[Dataset rows about figures]
* Begin *
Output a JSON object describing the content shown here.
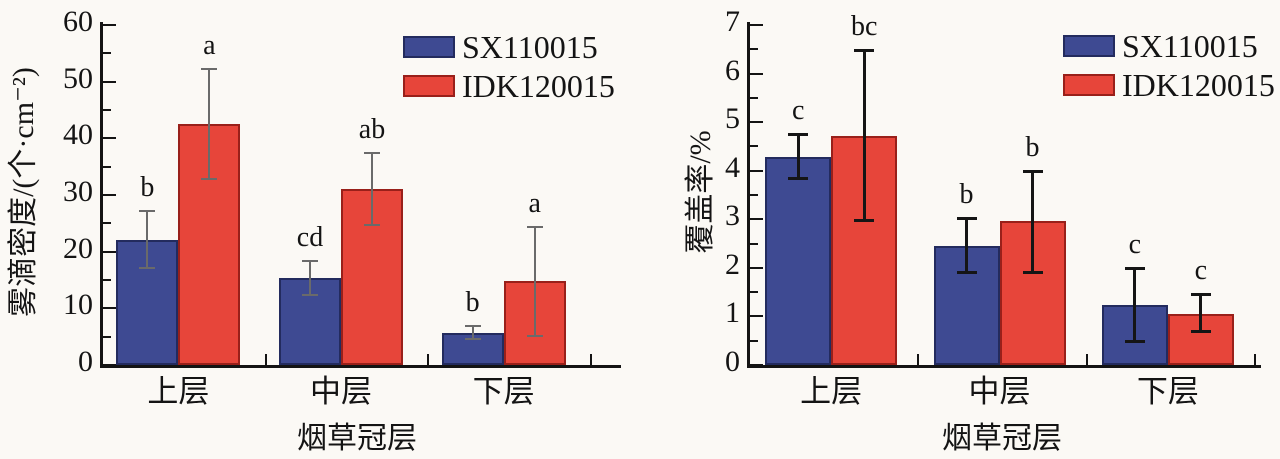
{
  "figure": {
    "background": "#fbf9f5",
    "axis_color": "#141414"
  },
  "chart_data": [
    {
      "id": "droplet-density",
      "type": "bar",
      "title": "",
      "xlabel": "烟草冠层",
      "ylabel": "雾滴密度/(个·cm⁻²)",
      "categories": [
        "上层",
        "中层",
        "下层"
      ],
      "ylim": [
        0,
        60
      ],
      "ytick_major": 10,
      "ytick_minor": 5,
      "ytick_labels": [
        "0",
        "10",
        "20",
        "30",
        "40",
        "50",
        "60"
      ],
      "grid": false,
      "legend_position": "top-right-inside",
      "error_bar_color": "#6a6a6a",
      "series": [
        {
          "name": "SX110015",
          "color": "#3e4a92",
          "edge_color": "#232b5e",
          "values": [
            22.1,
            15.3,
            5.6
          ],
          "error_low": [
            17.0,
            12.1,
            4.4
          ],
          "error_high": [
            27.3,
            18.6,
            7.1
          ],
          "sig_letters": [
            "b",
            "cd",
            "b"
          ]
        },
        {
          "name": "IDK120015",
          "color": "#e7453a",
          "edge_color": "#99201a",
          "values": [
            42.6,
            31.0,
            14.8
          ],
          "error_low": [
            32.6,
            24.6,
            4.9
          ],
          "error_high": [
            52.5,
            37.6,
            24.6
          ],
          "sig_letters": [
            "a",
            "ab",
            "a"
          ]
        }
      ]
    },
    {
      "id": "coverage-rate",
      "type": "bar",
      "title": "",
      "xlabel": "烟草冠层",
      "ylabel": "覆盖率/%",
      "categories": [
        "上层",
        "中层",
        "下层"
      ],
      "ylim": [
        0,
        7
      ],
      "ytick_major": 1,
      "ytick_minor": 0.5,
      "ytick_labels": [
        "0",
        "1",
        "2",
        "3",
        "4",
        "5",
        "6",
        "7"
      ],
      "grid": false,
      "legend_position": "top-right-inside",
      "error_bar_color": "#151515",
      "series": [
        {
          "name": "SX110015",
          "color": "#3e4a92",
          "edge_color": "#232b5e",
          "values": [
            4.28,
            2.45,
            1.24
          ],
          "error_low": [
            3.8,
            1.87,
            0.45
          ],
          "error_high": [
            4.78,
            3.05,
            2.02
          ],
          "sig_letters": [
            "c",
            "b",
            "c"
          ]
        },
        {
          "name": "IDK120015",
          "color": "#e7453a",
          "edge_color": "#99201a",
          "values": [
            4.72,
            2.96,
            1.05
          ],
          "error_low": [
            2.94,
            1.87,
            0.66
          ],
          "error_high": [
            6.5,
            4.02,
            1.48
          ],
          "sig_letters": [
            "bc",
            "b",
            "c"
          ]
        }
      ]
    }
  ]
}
* End *
* Begin *
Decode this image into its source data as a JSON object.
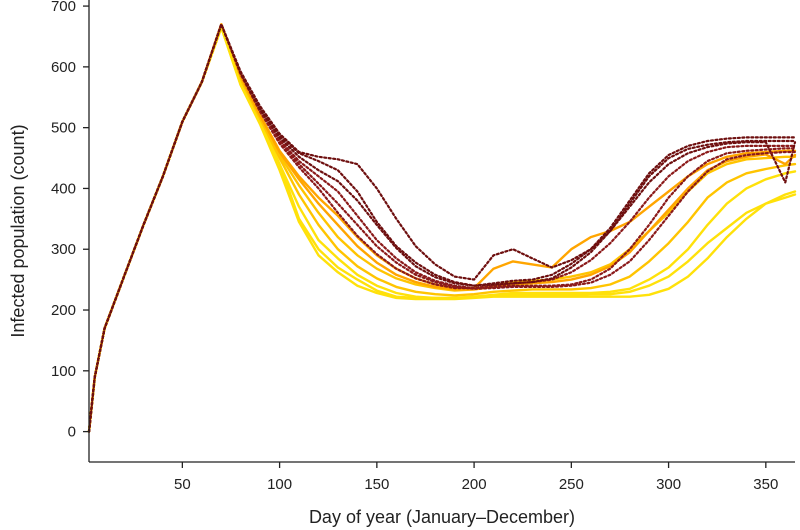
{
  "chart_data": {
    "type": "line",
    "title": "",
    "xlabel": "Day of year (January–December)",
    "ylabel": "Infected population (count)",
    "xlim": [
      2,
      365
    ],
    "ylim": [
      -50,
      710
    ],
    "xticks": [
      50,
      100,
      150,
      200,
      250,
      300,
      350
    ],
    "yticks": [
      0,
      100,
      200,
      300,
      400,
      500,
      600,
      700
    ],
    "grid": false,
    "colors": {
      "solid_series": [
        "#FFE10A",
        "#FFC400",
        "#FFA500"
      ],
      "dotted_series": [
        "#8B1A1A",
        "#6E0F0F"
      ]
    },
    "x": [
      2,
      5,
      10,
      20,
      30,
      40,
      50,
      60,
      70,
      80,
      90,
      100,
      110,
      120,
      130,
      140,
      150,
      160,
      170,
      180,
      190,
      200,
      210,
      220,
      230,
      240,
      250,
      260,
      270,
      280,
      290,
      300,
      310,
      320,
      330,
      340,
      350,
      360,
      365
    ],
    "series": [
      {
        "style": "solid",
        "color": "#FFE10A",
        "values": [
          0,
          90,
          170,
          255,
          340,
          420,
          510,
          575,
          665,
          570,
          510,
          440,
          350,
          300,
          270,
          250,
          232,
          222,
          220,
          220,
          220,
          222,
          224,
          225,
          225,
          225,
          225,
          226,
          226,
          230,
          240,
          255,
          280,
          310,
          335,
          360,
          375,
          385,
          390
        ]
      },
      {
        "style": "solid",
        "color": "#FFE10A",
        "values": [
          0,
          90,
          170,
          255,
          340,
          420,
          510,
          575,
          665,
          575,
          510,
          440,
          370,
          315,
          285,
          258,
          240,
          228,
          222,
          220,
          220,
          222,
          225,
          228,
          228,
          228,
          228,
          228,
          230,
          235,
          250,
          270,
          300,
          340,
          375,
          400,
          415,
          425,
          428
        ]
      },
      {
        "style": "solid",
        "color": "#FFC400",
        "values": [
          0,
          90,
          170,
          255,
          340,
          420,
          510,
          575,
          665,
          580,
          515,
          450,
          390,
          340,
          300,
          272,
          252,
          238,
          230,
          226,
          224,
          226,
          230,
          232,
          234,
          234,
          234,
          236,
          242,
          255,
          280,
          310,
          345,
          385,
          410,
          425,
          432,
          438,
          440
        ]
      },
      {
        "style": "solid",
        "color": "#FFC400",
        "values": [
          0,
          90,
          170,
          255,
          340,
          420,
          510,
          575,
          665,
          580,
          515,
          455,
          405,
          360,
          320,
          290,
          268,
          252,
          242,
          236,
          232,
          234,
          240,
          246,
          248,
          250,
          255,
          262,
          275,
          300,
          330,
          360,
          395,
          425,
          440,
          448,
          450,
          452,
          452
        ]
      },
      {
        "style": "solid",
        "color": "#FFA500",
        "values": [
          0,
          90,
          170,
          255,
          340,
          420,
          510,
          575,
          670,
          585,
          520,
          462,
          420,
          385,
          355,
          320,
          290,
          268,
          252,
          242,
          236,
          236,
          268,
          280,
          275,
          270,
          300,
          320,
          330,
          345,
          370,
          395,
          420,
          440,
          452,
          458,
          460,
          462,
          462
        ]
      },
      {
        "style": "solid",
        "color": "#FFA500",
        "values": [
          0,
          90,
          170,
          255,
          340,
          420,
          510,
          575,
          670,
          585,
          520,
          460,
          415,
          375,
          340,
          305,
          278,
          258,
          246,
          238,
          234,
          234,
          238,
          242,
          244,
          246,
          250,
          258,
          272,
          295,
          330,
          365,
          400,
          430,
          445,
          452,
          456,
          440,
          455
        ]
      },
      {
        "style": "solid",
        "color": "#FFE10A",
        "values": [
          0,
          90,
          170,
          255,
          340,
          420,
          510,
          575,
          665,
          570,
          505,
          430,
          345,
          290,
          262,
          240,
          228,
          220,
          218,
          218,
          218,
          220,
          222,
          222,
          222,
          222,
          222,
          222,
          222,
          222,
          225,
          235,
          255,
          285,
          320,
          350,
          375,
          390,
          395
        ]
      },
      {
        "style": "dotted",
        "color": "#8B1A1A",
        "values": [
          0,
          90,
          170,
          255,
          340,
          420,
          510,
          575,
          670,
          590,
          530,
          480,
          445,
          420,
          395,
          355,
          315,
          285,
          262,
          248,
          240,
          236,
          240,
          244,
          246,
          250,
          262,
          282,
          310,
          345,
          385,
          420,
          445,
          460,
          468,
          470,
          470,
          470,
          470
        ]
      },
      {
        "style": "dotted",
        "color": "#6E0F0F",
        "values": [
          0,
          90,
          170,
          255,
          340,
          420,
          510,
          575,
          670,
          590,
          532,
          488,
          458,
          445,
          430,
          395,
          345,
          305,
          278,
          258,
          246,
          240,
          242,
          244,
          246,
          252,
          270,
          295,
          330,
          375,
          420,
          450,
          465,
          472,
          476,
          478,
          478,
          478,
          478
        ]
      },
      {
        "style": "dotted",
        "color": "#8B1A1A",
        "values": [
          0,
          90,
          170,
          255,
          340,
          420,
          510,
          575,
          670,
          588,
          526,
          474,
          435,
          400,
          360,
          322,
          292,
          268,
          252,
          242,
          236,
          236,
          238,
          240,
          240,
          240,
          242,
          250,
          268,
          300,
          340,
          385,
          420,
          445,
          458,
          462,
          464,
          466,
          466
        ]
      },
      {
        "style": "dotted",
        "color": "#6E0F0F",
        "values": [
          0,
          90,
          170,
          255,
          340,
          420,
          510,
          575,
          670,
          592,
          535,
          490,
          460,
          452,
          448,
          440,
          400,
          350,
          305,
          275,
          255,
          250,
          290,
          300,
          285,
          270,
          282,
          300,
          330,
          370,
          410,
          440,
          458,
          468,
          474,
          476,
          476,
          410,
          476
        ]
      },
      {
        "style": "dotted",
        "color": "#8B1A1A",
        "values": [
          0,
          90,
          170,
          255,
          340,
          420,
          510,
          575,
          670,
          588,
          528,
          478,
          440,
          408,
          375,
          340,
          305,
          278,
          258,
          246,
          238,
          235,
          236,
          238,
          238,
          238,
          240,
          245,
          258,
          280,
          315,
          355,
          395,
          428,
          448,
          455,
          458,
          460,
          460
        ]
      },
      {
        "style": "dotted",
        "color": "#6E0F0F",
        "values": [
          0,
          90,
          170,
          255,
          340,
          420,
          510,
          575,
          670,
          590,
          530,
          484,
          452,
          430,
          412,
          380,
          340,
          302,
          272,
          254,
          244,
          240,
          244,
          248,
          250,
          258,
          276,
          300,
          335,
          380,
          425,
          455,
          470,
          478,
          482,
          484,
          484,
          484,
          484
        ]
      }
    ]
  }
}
* End *
• **WHAT TO PRODUCE**:
For the entries above, count the lines that contain the string "JSON", and state that number without further comment.

• **ANSWER TO THIS PROBLEM**:
2